- _Required work_
Search the records below for the word "University". Pull out each line that has it.

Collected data
----

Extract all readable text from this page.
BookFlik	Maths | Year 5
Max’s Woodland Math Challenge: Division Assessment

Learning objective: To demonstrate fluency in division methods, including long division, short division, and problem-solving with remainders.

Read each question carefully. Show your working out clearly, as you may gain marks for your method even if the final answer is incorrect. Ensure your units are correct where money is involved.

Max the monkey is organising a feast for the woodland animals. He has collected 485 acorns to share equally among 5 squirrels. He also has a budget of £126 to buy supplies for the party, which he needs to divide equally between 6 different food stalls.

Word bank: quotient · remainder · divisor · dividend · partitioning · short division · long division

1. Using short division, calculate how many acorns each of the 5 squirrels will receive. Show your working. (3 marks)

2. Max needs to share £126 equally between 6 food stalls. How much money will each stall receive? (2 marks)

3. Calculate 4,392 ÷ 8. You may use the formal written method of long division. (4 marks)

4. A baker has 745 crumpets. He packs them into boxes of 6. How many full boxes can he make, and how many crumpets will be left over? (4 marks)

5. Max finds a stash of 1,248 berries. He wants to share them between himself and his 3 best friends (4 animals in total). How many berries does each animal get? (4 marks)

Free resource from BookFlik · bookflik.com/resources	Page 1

----

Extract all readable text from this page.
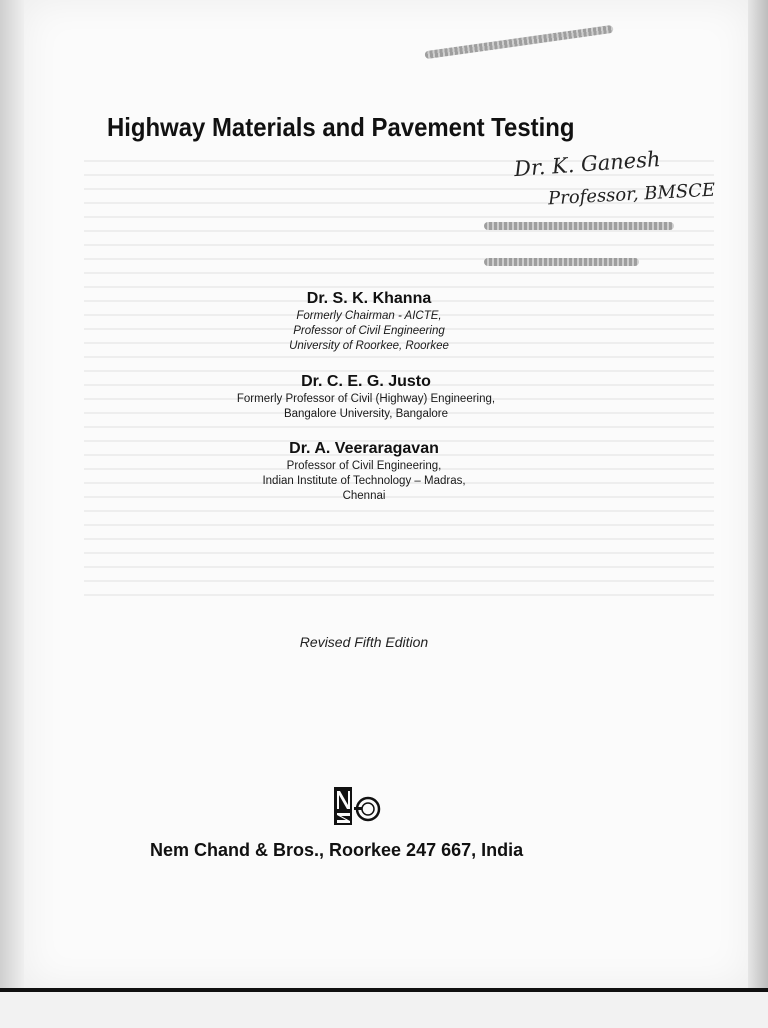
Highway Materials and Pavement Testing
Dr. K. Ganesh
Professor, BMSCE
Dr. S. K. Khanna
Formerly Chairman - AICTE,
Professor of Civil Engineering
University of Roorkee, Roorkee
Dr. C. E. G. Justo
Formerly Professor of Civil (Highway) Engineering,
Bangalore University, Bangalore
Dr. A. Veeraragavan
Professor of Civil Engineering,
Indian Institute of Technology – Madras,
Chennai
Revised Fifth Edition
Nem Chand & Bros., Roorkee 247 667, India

----

- _Task response_
University of Roorkee, Roorkee
Bangalore University, Bangalore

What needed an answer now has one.